## begin DATASET EXTRACT

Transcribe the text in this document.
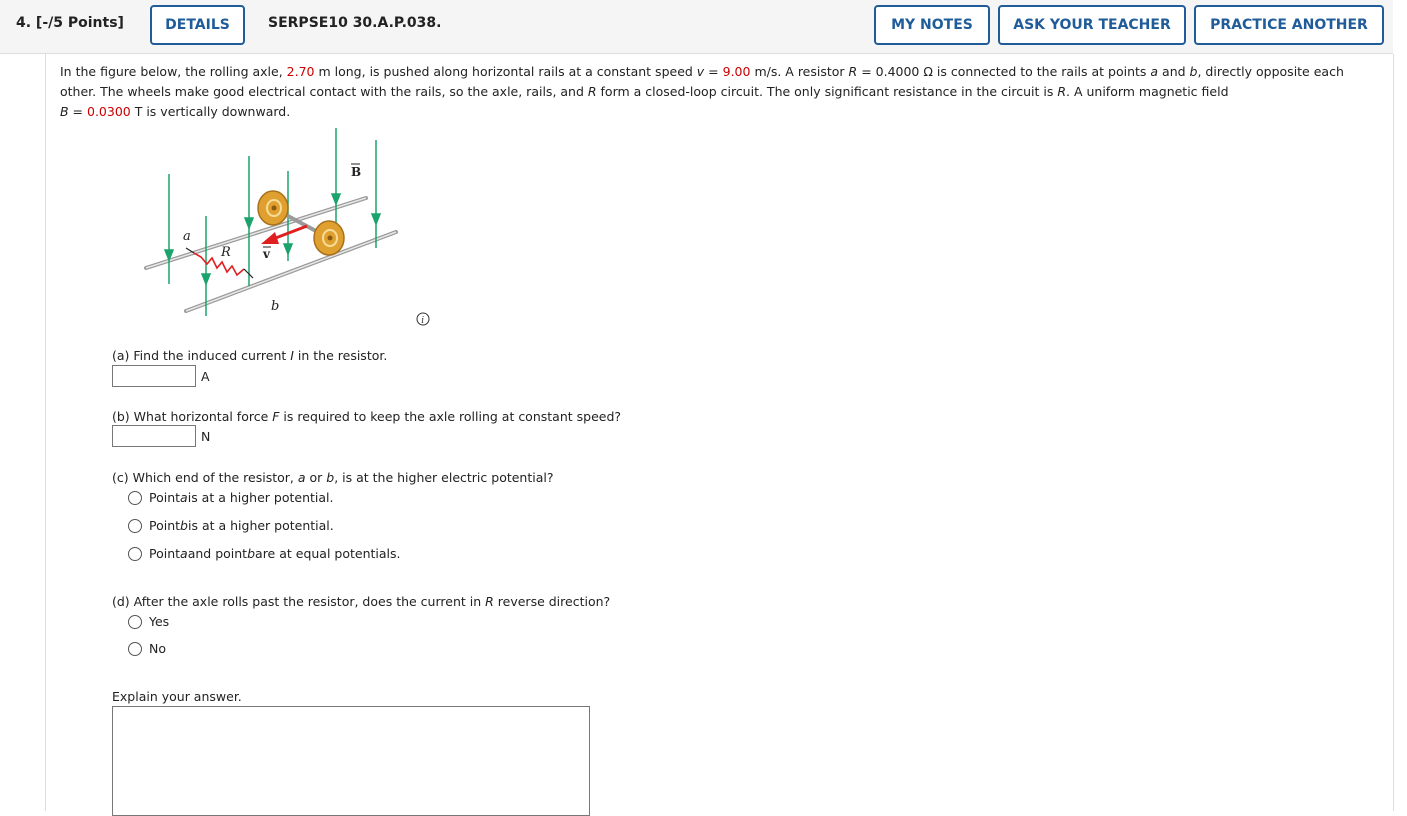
4. [-/5 Points]	DETAILS	SERPSE10 30.A.P.038.	MY NOTES	ASK YOUR TEACHER	PRACTICE ANOTHER
In the figure below, the rolling axle, 2.70 m long, is pushed along horizontal rails at a constant speed v = 9.00 m/s. A resistor R = 0.4000 Ω is connected to the rails at points a and b, directly opposite each other. The wheels make good electrical contact with the rails, so the axle, rails, and R form a closed-loop circuit. The only significant resistance in the circuit is R. A uniform magnetic field
B = 0.0300 T is vertically downward.
a
b
R	v
B
i
(a) Find the induced current I in the resistor.
A
(b) What horizontal force F is required to keep the axle rolling at constant speed?
N
(c) Which end of the resistor, a or b, is at the higher electric potential?
Point a is at a higher potential.
Point b is at a higher potential.
Point a and point b are at equal potentials.
(d) After the axle rolls past the resistor, does the current in R reverse direction?
Yes
No
Explain your answer.
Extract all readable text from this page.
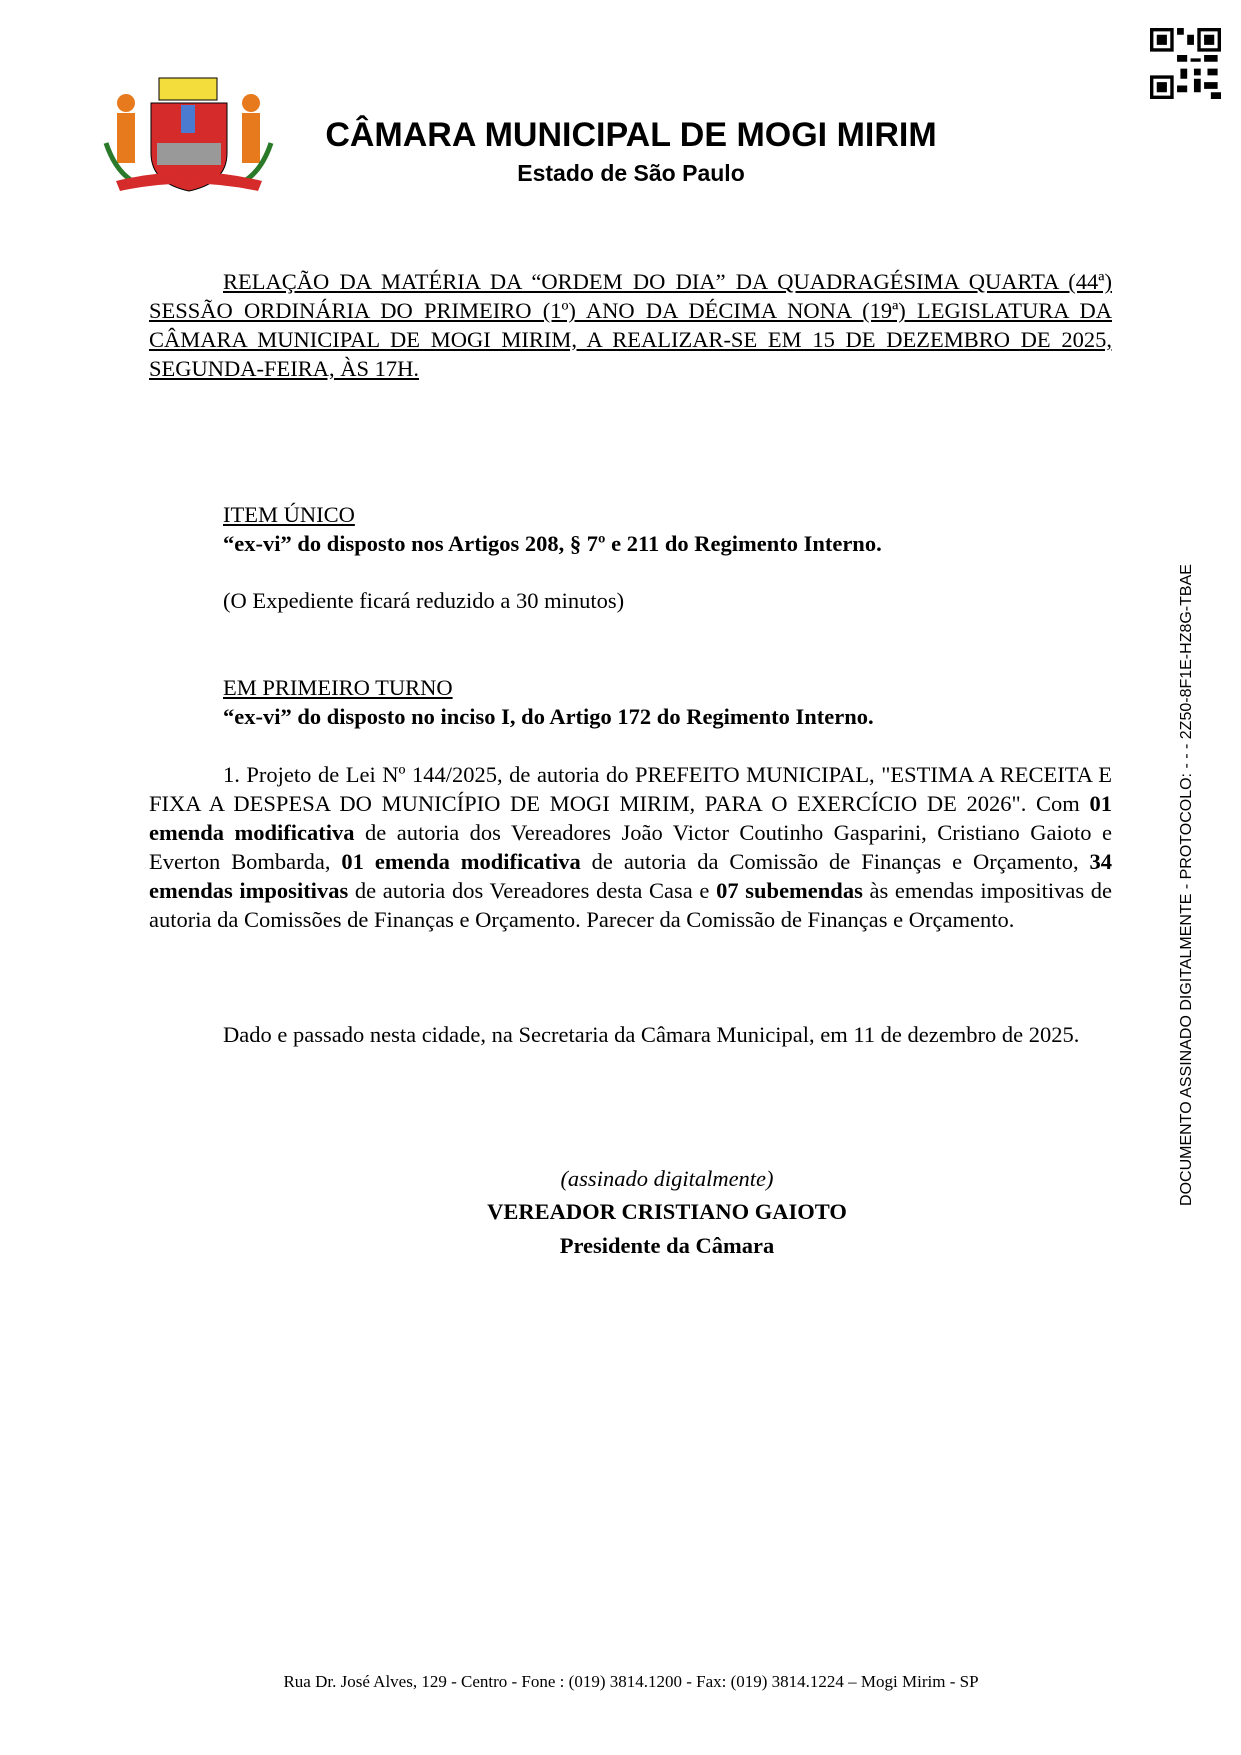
CÂMARA MUNICIPAL DE MOGI MIRIM
Estado de São Paulo
RELAÇÃO DA MATÉRIA DA “ORDEM DO DIA” DA QUADRAGÉSIMA QUARTA (44ª) SESSÃO ORDINÁRIA DO PRIMEIRO (1º) ANO DA DÉCIMA NONA (19ª) LEGISLATURA DA CÂMARA MUNICIPAL DE MOGI MIRIM, A REALIZAR-SE EM 15 DE DEZEMBRO DE 2025, SEGUNDA-FEIRA, ÀS 17H.
ITEM ÚNICO
“ex-vi” do disposto nos Artigos 208, § 7º e 211 do Regimento Interno.
(O Expediente ficará reduzido a 30 minutos)
EM PRIMEIRO TURNO
“ex-vi” do disposto no inciso I, do Artigo 172 do Regimento Interno.
1. Projeto de Lei Nº 144/2025, de autoria do PREFEITO MUNICIPAL, "ESTIMA A RECEITA E FIXA A DESPESA DO MUNICÍPIO DE MOGI MIRIM, PARA O EXERCÍCIO DE 2026". Com 01 emenda modificativa de autoria dos Vereadores João Victor Coutinho Gasparini, Cristiano Gaioto e Everton Bombarda, 01 emenda modificativa de autoria da Comissão de Finanças e Orçamento, 34 emendas impositivas de autoria dos Vereadores desta Casa e 07 subemendas às emendas impositivas de autoria da Comissões de Finanças e Orçamento. Parecer da Comissão de Finanças e Orçamento.
Dado e passado nesta cidade, na Secretaria da Câmara Municipal, em 11 de dezembro de 2025.
(assinado digitalmente)
VEREADOR CRISTIANO GAIOTO
Presidente da Câmara
DOCUMENTO ASSINADO DIGITALMENTE - PROTOCOLO: - - - 2Z50-8F1E-HZ8G-TBAE
Rua Dr. José Alves, 129 - Centro - Fone : (019) 3814.1200 - Fax: (019) 3814.1224 – Mogi Mirim - SP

## end DATASET EXTRACT

THE REQUEST » Transcribe the material exactly, and leave out whatever pictures it holds.

FULL SOLUTION »
Transcribe the text in this document.
4. [-/5 Points]	DETAILS	SERPSE10 30.A.P.038.	MY NOTES	ASK YOUR TEACHER	PRACTICE ANOTHER
In the figure below, the rolling axle, 2.70 m long, is pushed along horizontal rails at a constant speed v = 9.00 m/s. A resistor R = 0.4000 Ω is connected to the rails at points a and b, directly opposite each other. The wheels make good electrical contact with the rails, so the axle, rails, and R form a closed-loop circuit. The only significant resistance in the circuit is R. A uniform magnetic field
B = 0.0300 T is vertically downward.
a
b
R	v
B
i
(a) Find the induced current I in the resistor.
A
(b) What horizontal force F is required to keep the axle rolling at constant speed?
N
(c) Which end of the resistor, a or b, is at the higher electric potential?
Point a is at a higher potential.
Point b is at a higher potential.
Point a and point b are at equal potentials.
(d) After the axle rolls past the resistor, does the current in R reverse direction?
Yes
No
Explain your answer.
Extract all readable text from this page.
CÂMARA MUNICIPAL DE MOGI MIRIM
Estado de São Paulo
RELAÇÃO DA MATÉRIA DA “ORDEM DO DIA” DA QUADRAGÉSIMA QUARTA (44ª) SESSÃO ORDINÁRIA DO PRIMEIRO (1º) ANO DA DÉCIMA NONA (19ª) LEGISLATURA DA CÂMARA MUNICIPAL DE MOGI MIRIM, A REALIZAR-SE EM 15 DE DEZEMBRO DE 2025, SEGUNDA-FEIRA, ÀS 17H.
ITEM ÚNICO
“ex-vi” do disposto nos Artigos 208, § 7º e 211 do Regimento Interno.
(O Expediente ficará reduzido a 30 minutos)
EM PRIMEIRO TURNO
“ex-vi” do disposto no inciso I, do Artigo 172 do Regimento Interno.
1. Projeto de Lei Nº 144/2025, de autoria do PREFEITO MUNICIPAL, "ESTIMA A RECEITA E FIXA A DESPESA DO MUNICÍPIO DE MOGI MIRIM, PARA O EXERCÍCIO DE 2026". Com 01 emenda modificativa de autoria dos Vereadores João Victor Coutinho Gasparini, Cristiano Gaioto e Everton Bombarda, 01 emenda modificativa de autoria da Comissão de Finanças e Orçamento, 34 emendas impositivas de autoria dos Vereadores desta Casa e 07 subemendas às emendas impositivas de autoria da Comissões de Finanças e Orçamento. Parecer da Comissão de Finanças e Orçamento.
Dado e passado nesta cidade, na Secretaria da Câmara Municipal, em 11 de dezembro de 2025.
(assinado digitalmente)
VEREADOR CRISTIANO GAIOTO
Presidente da Câmara
DOCUMENTO ASSINADO DIGITALMENTE - PROTOCOLO: - - - 2Z50-8F1E-HZ8G-TBAE
Rua Dr. José Alves, 129 - Centro - Fone : (019) 3814.1200 - Fax: (019) 3814.1224 – Mogi Mirim - SP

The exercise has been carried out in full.